— begin PROVIDED ENTRIES —

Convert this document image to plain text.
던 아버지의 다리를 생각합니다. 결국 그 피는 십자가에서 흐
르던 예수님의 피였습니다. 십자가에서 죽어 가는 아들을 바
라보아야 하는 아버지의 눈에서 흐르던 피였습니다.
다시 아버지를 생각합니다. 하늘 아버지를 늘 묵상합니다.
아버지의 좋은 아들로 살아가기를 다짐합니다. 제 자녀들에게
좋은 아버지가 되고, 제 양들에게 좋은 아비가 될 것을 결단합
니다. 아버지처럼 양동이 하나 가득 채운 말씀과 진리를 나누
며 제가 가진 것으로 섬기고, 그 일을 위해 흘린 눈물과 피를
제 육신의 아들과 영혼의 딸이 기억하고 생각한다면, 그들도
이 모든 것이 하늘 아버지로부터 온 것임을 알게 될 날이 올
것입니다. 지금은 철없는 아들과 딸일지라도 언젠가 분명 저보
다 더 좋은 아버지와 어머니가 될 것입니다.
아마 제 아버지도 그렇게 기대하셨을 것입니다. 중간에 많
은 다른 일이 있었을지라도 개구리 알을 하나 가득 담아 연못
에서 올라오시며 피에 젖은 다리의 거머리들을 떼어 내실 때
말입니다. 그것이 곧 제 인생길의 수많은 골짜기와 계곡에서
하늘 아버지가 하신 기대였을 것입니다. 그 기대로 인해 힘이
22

— end PROVIDED ENTRIES —
— begin PROVIDED ENTRIES —

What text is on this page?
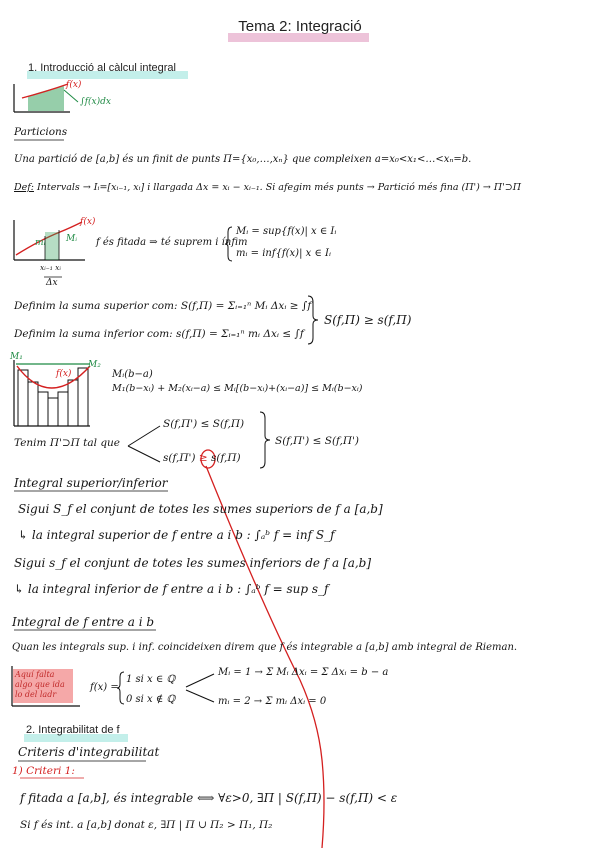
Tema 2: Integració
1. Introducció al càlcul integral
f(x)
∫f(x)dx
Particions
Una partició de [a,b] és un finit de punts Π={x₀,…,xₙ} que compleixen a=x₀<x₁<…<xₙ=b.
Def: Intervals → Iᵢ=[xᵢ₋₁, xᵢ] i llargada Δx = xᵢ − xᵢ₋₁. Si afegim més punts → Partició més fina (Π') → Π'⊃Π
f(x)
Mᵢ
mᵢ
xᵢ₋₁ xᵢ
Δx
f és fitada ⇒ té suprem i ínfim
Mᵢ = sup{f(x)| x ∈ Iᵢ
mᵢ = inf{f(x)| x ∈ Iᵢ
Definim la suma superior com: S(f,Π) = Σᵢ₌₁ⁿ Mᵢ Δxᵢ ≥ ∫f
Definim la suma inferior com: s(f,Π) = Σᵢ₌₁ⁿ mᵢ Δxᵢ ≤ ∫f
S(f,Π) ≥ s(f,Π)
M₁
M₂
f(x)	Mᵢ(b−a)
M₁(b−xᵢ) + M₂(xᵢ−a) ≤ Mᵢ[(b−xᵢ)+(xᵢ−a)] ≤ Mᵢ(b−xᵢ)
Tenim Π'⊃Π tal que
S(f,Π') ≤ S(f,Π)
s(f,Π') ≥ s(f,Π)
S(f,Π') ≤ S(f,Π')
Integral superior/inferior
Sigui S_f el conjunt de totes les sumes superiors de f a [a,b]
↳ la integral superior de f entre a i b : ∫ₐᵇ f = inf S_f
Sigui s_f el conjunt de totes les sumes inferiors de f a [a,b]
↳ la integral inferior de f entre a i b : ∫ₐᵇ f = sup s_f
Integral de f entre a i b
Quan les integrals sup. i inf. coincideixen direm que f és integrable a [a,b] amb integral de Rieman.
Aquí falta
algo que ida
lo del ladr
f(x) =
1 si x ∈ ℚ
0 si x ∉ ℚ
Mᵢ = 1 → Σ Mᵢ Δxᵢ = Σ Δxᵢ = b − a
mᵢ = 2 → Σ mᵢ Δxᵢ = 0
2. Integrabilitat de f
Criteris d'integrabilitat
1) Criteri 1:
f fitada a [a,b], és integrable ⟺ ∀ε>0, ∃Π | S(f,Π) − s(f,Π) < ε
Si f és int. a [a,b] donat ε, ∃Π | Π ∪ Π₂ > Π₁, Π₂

— end PROVIDED ENTRIES —

- _WORK TO COMPLETE_: Check each line above for the string "integrable" and report how many lines have it, giving only the number.

- _OUTPUT BELOW_: 2